■ **Written task**
Transcribe the records below exactly as they appear.

■ **Input for this task**
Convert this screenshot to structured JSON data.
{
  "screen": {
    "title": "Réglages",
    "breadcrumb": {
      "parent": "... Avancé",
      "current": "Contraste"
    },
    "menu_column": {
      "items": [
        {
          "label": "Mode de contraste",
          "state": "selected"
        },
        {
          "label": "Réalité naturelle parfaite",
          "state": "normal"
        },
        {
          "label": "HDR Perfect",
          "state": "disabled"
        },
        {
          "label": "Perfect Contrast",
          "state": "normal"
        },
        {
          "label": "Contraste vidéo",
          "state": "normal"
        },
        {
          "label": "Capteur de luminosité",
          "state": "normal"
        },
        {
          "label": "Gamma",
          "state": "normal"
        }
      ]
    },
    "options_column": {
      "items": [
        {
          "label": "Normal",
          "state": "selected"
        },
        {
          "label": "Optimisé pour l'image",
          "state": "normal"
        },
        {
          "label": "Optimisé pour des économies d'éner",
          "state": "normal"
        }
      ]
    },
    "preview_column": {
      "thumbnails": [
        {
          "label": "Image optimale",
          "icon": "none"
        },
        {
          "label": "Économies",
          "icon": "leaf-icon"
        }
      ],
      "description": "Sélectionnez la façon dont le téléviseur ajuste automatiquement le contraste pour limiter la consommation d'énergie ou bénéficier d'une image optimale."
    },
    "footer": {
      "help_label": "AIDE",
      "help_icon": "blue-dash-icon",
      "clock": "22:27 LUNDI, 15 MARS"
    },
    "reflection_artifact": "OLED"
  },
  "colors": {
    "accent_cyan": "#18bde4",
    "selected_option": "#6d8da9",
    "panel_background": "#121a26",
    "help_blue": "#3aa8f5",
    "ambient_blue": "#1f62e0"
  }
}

■ **Solution to this exercise**
Convert this screenshot to structured JSON data.
{
  "screen": {
    "title": "Réglages",
    "breadcrumb": {
      "parent": "... Avancé",
      "current": "Contraste"
    },
    "menu_column": {
      "items": [
        {
          "label": "Mode de contraste",
          "state": "selected"
        },
        {
          "label": "Réalité naturelle parfaite",
          "state": "normal"
        },
        {
          "label": "HDR Perfect",
          "state": "disabled"
        },
        {
          "label": "Perfect Contrast",
          "state": "normal"
        },
        {
          "label": "Contraste vidéo",
          "state": "normal"
        },
        {
          "label": "Capteur de luminosité",
          "state": "normal"
        },
        {
          "label": "Gamma",
          "state": "normal"
        }
      ]
    },
    "options_column": {
      "items": [
        {
          "label": "Normal",
          "state": "selected"
        },
        {
          "label": "Optimisé pour l'image",
          "state": "normal"
        },
        {
          "label": "Optimisé pour des économies d'éner",
          "state": "normal"
        }
      ]
    },
    "preview_column": {
      "thumbnails": [
        {
          "label": "Image optimale",
          "icon": "none"
        },
        {
          "label": "Économies",
          "icon": "leaf-icon"
        }
      ],
      "description": "Sélectionnez la façon dont le téléviseur ajuste automatiquement le contraste pour limiter la consommation d'énergie ou bénéficier d'une image optimale."
    },
    "footer": {
      "help_label": "AIDE",
      "help_icon": "blue-dash-icon",
      "clock": "22:27 LUNDI, 15 MARS"
    },
    "reflection_artifact": "OLED"
  },
  "colors": {
    "accent_cyan": "#18bde4",
    "selected_option": "#6d8da9",
    "panel_background": "#121a26",
    "help_blue": "#3aa8f5",
    "ambient_blue": "#1f62e0"
  }
}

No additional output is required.